■ Aim ■
Copy the records word for word, starting at the first line and ending at the line that contains "212, 612, 218]".

■ Input material ■
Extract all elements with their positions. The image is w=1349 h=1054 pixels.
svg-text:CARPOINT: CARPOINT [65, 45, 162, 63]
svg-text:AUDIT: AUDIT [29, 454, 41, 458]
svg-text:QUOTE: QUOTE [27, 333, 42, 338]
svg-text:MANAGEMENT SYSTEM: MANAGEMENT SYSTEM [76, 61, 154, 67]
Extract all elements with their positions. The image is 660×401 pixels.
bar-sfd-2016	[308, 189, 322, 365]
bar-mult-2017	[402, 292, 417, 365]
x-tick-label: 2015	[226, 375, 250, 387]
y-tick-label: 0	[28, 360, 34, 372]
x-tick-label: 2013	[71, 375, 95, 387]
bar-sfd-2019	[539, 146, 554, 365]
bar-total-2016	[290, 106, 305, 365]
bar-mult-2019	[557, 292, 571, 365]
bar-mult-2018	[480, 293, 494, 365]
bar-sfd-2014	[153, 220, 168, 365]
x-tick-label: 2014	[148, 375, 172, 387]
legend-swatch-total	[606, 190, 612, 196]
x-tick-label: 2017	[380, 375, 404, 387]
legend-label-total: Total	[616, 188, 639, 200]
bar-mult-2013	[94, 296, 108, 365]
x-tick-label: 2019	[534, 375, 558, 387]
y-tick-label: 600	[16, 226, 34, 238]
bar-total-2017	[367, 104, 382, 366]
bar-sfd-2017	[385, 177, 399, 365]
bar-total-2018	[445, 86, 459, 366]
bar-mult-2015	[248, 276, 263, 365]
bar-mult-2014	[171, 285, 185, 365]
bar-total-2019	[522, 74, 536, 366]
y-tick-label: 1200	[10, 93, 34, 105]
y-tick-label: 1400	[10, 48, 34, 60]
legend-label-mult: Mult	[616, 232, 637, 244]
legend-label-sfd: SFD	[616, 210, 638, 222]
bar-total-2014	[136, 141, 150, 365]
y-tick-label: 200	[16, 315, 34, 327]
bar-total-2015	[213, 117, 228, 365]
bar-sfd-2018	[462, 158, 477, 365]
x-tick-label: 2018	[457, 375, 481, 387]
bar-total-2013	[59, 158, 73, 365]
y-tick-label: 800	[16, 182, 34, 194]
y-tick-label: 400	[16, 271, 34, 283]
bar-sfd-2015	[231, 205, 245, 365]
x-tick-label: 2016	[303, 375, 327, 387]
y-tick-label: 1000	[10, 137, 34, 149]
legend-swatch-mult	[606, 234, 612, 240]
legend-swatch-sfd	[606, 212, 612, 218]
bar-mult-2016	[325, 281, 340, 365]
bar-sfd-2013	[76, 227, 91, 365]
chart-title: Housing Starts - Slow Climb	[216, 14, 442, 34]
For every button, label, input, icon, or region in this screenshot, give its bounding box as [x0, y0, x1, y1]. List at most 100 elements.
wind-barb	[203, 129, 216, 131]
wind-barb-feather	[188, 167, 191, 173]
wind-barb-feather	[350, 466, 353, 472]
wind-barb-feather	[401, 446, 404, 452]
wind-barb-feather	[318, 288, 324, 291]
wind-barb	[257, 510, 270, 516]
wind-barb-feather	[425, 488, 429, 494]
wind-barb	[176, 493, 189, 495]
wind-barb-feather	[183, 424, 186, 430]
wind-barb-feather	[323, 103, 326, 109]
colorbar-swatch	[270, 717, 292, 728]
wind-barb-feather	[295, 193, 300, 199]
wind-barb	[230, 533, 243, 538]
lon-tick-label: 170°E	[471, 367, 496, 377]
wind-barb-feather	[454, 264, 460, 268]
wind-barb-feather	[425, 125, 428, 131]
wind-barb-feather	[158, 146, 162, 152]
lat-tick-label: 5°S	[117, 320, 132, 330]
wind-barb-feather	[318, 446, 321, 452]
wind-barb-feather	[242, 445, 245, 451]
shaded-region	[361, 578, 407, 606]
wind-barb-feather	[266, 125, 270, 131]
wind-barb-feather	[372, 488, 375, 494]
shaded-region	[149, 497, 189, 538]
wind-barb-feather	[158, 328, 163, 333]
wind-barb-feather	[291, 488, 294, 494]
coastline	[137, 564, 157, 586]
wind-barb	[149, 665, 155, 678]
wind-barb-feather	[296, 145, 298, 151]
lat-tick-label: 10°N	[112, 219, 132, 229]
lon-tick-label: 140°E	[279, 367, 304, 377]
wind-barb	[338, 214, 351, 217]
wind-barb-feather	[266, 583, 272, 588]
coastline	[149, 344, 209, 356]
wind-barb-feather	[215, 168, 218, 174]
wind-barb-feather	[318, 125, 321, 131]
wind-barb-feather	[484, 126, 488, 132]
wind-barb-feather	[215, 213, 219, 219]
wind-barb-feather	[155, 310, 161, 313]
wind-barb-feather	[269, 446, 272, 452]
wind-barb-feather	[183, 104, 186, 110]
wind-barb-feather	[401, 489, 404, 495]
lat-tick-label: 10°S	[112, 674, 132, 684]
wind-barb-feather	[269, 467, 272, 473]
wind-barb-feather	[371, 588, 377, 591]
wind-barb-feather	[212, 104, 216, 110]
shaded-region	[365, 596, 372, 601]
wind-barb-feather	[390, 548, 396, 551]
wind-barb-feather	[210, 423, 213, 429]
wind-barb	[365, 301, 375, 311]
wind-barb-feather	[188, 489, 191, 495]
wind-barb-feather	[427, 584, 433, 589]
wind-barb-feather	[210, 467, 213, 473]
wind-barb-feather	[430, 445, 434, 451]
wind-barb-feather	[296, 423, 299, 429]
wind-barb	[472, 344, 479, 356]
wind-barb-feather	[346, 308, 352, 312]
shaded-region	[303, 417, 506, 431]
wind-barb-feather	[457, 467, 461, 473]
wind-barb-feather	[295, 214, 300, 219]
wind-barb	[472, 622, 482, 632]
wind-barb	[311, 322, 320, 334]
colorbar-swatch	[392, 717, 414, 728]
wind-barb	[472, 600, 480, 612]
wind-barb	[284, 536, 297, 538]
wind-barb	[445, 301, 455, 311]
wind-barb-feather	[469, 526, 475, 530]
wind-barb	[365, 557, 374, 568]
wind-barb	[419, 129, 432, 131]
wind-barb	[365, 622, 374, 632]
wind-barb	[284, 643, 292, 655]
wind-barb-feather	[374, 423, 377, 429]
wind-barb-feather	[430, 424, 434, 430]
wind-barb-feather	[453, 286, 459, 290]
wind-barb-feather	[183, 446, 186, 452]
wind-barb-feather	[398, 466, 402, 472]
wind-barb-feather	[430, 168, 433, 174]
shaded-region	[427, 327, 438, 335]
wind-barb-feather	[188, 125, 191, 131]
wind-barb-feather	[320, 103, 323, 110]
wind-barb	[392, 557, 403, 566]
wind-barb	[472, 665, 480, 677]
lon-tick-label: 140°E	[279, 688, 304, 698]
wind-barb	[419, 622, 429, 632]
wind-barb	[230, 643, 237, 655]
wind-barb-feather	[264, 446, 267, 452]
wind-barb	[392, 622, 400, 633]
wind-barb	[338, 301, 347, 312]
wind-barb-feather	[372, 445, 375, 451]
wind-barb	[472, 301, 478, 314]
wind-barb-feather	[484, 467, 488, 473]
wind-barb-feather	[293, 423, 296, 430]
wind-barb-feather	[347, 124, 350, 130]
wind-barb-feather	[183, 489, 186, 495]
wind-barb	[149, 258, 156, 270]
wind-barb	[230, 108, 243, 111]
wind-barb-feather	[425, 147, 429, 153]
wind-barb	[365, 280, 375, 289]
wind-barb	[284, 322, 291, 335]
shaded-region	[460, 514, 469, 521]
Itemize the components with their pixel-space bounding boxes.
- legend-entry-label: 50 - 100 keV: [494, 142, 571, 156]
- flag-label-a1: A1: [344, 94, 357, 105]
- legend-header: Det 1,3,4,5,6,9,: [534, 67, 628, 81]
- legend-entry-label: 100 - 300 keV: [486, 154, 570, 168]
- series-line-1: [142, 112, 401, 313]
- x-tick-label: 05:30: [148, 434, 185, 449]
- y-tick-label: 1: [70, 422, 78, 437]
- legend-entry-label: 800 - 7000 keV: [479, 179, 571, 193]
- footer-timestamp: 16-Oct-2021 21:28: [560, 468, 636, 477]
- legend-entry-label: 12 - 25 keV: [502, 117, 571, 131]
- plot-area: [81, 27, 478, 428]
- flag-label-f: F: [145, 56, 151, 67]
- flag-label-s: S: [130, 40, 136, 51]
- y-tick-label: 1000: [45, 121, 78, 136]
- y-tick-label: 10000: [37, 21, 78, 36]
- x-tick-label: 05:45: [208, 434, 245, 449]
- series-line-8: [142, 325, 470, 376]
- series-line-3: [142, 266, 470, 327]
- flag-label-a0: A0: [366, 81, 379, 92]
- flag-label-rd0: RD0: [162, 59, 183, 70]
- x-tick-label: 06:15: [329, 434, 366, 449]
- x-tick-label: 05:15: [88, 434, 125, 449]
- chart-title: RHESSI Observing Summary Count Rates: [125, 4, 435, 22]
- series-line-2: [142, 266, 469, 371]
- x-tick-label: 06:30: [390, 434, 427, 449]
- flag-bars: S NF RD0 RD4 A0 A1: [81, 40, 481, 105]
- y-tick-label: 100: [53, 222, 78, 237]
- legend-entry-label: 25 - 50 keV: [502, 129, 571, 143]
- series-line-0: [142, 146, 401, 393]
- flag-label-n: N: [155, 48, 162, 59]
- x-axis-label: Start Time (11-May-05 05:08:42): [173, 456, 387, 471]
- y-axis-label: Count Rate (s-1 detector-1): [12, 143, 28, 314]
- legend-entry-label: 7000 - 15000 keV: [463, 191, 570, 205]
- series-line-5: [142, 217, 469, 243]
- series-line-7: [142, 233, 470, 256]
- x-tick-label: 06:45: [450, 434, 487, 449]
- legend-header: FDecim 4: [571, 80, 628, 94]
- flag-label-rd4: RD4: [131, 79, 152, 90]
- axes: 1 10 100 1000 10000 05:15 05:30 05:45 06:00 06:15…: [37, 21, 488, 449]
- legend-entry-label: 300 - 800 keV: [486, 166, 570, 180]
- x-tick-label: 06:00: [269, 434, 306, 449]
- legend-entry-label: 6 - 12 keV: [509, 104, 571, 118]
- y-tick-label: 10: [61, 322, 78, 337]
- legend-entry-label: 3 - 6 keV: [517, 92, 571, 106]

■ Solution to this exercise ■
Extract all elements with their positions. The image is w=1349 h=1054 pixels.
svg-text:CARPOINT: CARPOINT [65, 45, 162, 63]
svg-text:AUDIT: AUDIT [29, 454, 41, 458]
svg-text:QUOTE: QUOTE [27, 333, 42, 338]
svg-text:MANAGEMENT SYSTEM: MANAGEMENT SYSTEM [76, 61, 154, 67]
Extract all elements with their positions. The image is 660×401 pixels.
bar-sfd-2016	[308, 189, 322, 365]
bar-mult-2017	[402, 292, 417, 365]
x-tick-label: 2015	[226, 375, 250, 387]
y-tick-label: 0	[28, 360, 34, 372]
x-tick-label: 2013	[71, 375, 95, 387]
bar-sfd-2019	[539, 146, 554, 365]
bar-total-2016	[290, 106, 305, 365]
bar-mult-2019	[557, 292, 571, 365]
bar-mult-2018	[480, 293, 494, 365]
bar-sfd-2014	[153, 220, 168, 365]
x-tick-label: 2014	[148, 375, 172, 387]
legend-swatch-total	[606, 190, 612, 196]
x-tick-label: 2017	[380, 375, 404, 387]
legend-label-total: Total	[616, 188, 639, 200]
bar-mult-2013	[94, 296, 108, 365]
x-tick-label: 2019	[534, 375, 558, 387]
y-tick-label: 600	[16, 226, 34, 238]
bar-total-2017	[367, 104, 382, 366]
bar-sfd-2017	[385, 177, 399, 365]
bar-total-2018	[445, 86, 459, 366]
bar-mult-2015	[248, 276, 263, 365]
bar-mult-2014	[171, 285, 185, 365]
bar-total-2019	[522, 74, 536, 366]
y-tick-label: 1200	[10, 93, 34, 105]
y-tick-label: 1400	[10, 48, 34, 60]
legend-label-mult: Mult	[616, 232, 637, 244]
legend-label-sfd: SFD	[616, 210, 638, 222]
bar-total-2014	[136, 141, 150, 365]
y-tick-label: 200	[16, 315, 34, 327]
bar-total-2015	[213, 117, 228, 365]
bar-sfd-2018	[462, 158, 477, 365]
x-tick-label: 2018	[457, 375, 481, 387]
bar-total-2013	[59, 158, 73, 365]
y-tick-label: 800	[16, 182, 34, 194]
y-tick-label: 400	[16, 271, 34, 283]
bar-sfd-2015	[231, 205, 245, 365]
x-tick-label: 2016	[303, 375, 327, 387]
y-tick-label: 1000	[10, 137, 34, 149]
legend-swatch-mult	[606, 234, 612, 240]
legend-swatch-sfd	[606, 212, 612, 218]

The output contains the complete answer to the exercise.